_DATA SHOWN:_
★ ★ ★ ★ ★ ★ ★
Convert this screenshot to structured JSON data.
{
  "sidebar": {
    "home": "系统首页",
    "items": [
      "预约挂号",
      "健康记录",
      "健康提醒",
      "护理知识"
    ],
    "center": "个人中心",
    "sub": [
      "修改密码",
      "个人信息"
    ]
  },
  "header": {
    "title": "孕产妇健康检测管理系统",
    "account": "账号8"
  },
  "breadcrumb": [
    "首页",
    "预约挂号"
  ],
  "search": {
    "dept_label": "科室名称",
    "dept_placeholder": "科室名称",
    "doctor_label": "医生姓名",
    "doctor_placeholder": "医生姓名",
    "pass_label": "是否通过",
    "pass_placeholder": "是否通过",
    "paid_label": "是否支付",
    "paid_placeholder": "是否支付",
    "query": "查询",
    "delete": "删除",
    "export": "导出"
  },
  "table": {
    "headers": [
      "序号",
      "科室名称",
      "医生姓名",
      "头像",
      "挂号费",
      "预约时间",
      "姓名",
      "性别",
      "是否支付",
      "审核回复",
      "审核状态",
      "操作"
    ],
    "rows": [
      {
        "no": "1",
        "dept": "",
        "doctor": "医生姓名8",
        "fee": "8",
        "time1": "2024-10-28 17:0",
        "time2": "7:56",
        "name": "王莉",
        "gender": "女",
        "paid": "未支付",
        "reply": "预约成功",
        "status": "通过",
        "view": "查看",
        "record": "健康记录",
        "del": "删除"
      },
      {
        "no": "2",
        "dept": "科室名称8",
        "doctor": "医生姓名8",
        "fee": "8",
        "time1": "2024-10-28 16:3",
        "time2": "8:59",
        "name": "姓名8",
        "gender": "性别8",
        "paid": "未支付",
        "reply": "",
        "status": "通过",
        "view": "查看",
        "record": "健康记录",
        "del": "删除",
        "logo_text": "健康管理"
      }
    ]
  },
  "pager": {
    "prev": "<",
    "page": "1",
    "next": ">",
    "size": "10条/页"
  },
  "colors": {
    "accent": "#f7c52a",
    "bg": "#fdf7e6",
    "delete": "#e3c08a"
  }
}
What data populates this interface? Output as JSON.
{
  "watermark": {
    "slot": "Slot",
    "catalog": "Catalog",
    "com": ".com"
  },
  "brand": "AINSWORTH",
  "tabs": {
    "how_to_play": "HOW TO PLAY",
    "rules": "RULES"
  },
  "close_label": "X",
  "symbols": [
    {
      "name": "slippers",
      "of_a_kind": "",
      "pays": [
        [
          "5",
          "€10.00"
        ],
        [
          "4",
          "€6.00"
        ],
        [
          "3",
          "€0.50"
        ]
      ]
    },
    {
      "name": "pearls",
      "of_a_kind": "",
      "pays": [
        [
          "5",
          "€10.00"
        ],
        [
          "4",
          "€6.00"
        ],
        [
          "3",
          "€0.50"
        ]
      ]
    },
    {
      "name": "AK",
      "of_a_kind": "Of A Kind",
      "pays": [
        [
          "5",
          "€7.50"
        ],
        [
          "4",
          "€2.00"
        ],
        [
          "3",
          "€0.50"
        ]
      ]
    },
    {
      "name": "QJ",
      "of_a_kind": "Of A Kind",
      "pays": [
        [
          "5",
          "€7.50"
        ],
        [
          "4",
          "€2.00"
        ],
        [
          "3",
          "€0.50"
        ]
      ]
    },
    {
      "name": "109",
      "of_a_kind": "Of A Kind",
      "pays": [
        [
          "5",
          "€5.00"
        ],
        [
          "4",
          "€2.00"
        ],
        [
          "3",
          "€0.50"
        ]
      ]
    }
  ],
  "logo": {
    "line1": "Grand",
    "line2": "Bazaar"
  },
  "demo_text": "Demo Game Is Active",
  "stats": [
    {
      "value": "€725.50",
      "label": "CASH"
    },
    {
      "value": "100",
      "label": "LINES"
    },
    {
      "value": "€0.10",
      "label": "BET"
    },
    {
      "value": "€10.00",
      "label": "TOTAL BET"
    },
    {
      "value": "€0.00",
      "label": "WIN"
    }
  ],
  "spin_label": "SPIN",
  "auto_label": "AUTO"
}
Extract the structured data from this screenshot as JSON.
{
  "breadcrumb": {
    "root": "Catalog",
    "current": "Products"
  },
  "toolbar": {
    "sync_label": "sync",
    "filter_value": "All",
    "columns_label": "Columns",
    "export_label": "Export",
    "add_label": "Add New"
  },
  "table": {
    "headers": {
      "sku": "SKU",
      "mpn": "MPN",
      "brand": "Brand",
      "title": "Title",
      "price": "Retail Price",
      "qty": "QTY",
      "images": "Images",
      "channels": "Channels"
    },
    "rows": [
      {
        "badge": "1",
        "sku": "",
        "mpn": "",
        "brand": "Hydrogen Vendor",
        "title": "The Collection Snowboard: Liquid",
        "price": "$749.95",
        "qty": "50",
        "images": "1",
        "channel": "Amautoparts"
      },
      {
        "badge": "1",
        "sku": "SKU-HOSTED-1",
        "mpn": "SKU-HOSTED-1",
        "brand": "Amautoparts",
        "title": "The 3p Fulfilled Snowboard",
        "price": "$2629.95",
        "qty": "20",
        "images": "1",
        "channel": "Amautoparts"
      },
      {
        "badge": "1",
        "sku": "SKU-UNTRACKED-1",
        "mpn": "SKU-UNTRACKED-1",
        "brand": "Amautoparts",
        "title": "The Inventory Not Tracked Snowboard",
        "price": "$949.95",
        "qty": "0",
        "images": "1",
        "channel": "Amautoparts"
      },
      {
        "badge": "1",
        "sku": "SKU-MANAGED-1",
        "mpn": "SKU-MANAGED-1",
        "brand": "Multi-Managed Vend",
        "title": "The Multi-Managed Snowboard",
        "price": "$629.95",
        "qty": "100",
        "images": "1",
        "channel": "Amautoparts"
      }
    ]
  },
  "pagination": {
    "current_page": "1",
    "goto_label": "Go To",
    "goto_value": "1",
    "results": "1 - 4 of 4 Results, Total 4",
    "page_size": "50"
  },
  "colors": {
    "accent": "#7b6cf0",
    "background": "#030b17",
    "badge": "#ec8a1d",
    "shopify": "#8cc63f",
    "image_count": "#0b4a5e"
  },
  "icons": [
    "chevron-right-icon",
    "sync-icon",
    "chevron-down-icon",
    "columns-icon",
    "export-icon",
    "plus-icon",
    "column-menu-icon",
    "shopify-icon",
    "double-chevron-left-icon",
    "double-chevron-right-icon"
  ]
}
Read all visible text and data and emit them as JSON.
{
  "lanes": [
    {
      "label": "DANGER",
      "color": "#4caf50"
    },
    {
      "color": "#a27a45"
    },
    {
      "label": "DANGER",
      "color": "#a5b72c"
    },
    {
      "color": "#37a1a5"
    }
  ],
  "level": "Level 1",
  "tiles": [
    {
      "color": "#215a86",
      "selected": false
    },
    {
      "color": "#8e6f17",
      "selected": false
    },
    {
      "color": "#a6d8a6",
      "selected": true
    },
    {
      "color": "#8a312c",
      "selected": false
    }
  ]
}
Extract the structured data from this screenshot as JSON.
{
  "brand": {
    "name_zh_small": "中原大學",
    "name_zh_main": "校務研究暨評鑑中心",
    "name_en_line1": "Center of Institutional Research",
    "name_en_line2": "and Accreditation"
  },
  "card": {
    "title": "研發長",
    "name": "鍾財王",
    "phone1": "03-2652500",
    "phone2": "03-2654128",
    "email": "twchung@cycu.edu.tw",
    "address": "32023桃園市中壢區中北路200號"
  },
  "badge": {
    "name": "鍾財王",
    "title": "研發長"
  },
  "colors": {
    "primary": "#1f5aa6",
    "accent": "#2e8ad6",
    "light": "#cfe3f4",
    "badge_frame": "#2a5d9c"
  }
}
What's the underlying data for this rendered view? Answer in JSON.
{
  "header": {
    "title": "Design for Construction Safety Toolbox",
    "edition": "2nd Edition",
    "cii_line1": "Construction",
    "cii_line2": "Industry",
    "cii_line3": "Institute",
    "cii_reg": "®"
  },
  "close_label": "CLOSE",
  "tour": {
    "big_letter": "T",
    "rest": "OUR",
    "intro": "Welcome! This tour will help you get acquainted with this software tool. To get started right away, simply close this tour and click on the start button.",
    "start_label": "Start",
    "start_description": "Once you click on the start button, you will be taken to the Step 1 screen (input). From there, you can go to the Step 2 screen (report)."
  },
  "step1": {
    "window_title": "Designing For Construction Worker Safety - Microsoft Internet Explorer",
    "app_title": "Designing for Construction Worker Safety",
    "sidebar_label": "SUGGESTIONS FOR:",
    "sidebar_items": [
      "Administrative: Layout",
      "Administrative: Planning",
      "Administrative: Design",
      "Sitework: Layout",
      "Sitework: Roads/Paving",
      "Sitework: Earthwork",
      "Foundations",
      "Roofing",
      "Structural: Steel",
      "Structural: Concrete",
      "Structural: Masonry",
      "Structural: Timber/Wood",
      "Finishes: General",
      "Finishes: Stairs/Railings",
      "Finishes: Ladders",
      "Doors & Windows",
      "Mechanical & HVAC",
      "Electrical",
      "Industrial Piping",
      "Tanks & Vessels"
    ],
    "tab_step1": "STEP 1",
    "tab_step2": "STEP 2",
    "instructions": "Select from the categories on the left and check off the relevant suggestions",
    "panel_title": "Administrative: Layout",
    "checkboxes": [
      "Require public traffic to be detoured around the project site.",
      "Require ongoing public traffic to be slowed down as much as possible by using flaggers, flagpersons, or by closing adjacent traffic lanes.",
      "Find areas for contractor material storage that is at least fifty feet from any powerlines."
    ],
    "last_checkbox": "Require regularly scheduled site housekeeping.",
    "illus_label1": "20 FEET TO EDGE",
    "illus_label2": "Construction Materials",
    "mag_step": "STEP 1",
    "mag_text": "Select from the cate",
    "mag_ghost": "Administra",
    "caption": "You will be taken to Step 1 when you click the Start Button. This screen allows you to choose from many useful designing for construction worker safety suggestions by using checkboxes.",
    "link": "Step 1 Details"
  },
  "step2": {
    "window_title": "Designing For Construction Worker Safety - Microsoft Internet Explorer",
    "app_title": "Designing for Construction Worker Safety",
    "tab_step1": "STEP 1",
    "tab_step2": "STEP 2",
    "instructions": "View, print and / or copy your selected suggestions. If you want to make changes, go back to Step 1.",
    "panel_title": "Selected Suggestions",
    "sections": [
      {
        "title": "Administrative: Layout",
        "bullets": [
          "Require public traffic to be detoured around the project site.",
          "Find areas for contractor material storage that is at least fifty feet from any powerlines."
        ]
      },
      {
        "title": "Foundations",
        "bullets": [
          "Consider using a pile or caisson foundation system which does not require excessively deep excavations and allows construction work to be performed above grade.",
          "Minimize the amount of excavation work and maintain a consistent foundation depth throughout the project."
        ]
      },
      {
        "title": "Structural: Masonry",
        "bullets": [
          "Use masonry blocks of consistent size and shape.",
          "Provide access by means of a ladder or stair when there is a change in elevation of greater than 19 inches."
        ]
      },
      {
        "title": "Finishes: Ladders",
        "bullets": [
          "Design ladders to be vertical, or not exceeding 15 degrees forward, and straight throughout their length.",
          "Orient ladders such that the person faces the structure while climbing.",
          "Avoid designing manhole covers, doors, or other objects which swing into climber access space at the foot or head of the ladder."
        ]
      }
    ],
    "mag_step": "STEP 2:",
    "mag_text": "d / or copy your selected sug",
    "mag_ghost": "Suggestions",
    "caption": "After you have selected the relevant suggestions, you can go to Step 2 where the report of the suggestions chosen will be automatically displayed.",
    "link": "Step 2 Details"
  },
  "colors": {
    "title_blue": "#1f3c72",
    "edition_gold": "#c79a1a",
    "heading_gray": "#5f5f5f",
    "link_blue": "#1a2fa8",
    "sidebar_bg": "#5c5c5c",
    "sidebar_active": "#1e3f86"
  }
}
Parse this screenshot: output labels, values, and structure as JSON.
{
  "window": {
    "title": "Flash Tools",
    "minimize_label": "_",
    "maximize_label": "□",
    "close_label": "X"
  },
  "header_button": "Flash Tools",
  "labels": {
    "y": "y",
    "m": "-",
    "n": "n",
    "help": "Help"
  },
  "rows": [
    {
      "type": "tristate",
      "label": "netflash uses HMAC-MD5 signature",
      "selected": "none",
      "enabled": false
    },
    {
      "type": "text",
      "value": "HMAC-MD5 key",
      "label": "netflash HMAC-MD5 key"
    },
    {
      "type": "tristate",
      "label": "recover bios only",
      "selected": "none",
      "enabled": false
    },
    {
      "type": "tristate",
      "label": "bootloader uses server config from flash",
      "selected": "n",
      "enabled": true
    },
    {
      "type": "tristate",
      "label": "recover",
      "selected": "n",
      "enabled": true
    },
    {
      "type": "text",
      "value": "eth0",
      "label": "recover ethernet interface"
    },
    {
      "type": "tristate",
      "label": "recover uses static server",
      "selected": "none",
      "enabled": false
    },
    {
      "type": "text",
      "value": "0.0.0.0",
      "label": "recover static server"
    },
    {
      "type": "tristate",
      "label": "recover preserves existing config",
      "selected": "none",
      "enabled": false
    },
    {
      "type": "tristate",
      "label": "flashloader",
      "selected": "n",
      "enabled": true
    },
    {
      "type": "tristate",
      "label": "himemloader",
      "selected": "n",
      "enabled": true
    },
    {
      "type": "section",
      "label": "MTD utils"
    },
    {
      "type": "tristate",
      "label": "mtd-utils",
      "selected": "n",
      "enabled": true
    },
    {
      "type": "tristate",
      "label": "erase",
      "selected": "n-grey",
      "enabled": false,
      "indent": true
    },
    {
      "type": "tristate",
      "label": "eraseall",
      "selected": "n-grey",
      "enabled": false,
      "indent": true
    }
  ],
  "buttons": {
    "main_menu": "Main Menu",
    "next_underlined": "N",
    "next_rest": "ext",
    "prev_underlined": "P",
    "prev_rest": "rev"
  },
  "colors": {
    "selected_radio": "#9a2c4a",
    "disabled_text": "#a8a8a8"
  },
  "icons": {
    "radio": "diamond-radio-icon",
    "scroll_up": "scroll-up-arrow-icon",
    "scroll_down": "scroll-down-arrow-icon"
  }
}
★ ★ ★ ★ ★ ★ ★
_EXERCISE DIRECTIONS:_
Pull every line containing the word "price" out of the entries above.

_ANSWER TO THIS EXERCISE:_
      "price": "Retail Price",
        "price": "$749.95",
        "price": "$2629.95",
        "price": "$949.95",
        "price": "$629.95",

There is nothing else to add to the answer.